◆ The problem ◆
Your task is to copy every line of the records below that contains "Earner".

◆ Data for this task ◆
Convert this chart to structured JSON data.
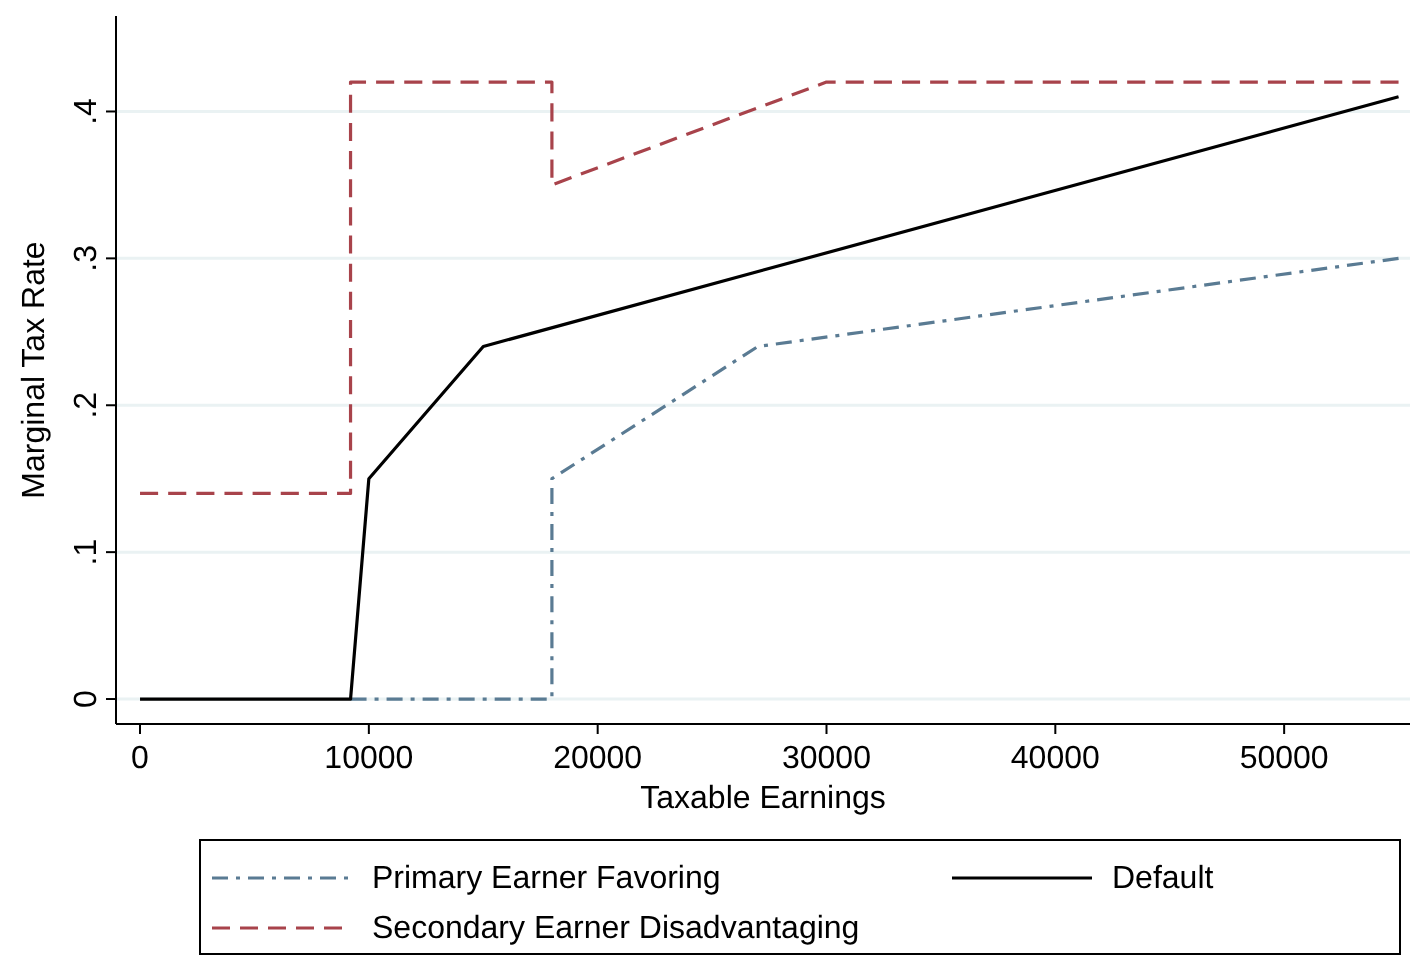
{
  "chart_data": {
    "type": "line",
    "xlabel": "Taxable Earnings",
    "ylabel": "Marginal Tax Rate",
    "xlim": [
      -1050,
      55500
    ],
    "ylim": [
      -0.017,
      0.465
    ],
    "xticks": [
      0,
      10000,
      20000,
      30000,
      40000,
      50000
    ],
    "yticks": [
      {
        "value": 0,
        "label": "0"
      },
      {
        "value": 0.1,
        "label": ".1"
      },
      {
        "value": 0.2,
        "label": ".2"
      },
      {
        "value": 0.3,
        "label": ".3"
      },
      {
        "value": 0.4,
        "label": ".4"
      }
    ],
    "grid": "y",
    "legend": "bottom",
    "series": [
      {
        "name": "Primary Earner Favoring",
        "color": "#5a7b93",
        "line_style": "dashdot",
        "x": [
          9200,
          18000,
          18000,
          27000,
          55000
        ],
        "values": [
          0,
          0,
          0.15,
          0.24,
          0.3
        ]
      },
      {
        "name": "Default",
        "color": "#000000",
        "line_style": "solid",
        "x": [
          0,
          9200,
          10000,
          15000,
          55000
        ],
        "values": [
          0,
          0,
          0.15,
          0.24,
          0.41
        ]
      },
      {
        "name": "Secondary Earner Disadvantaging",
        "color": "#a8434b",
        "line_style": "dashed",
        "x": [
          0,
          9200,
          9200,
          18000,
          18000,
          30000,
          55000
        ],
        "values": [
          0.14,
          0.14,
          0.42,
          0.42,
          0.35,
          0.42,
          0.42
        ]
      }
    ]
  }
}
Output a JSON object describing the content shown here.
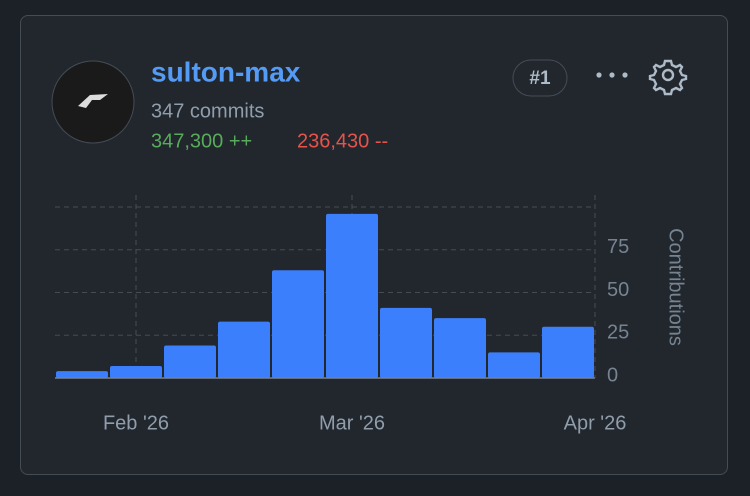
{
  "user": {
    "name": "sulton-max",
    "commits": "347 commits",
    "additions": "347,300 ++",
    "deletions": "236,430 --",
    "rank": "#1"
  },
  "chart_data": {
    "type": "bar",
    "y_label": "Contributions",
    "categories": [
      null,
      null,
      null,
      null,
      null,
      null,
      null,
      null,
      null,
      null
    ],
    "values": [
      4,
      7,
      19,
      33,
      63,
      96,
      41,
      35,
      15,
      30
    ],
    "color": "#3b7ffc",
    "ylim": [
      0,
      100
    ],
    "yticks": [
      0,
      25,
      50,
      75
    ],
    "grid": true,
    "xlim": [
      0,
      10
    ],
    "xticks": [
      {
        "value": 1.5,
        "label": "Feb '26"
      },
      {
        "value": 5.5,
        "label": "Mar '26"
      },
      {
        "value": 10,
        "label": "Apr '26"
      }
    ]
  }
}
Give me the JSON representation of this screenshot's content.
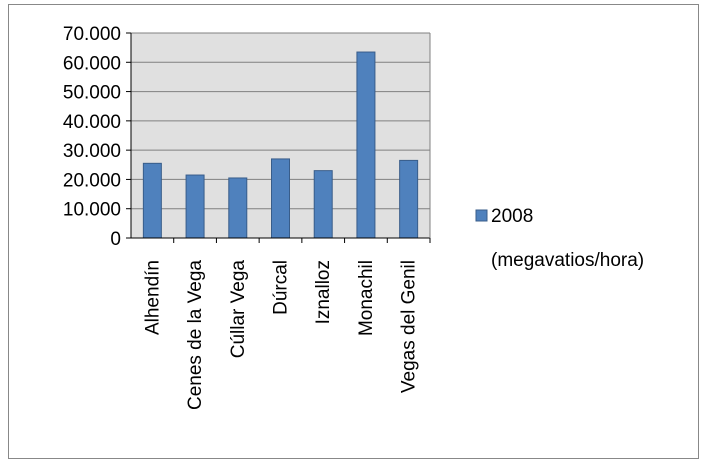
{
  "chart_data": {
    "type": "bar",
    "categories": [
      "Alhendín",
      "Cenes de la Vega",
      "Cúllar Vega",
      "Dúrcal",
      "Iznalloz",
      "Monachil",
      "Vegas del Genil"
    ],
    "series": [
      {
        "name": "2008 (megavatios/hora)",
        "name_lines": [
          "2008",
          "(megavatios/hora)"
        ],
        "values": [
          25500,
          21500,
          20500,
          27000,
          23000,
          63500,
          26500
        ],
        "color": "#4f81bd"
      }
    ],
    "y_ticks": [
      "0",
      "10.000",
      "20.000",
      "30.000",
      "40.000",
      "50.000",
      "60.000",
      "70.000"
    ],
    "ylim": [
      0,
      70000
    ],
    "grid": true,
    "plot_background": "#e0e0e0",
    "legend_position": "right",
    "xlabel": "",
    "ylabel": ""
  }
}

◆ Written solution ◆
        "name": "Primary Earner Favoring",
        "name": "Secondary Earner Disadvantaging",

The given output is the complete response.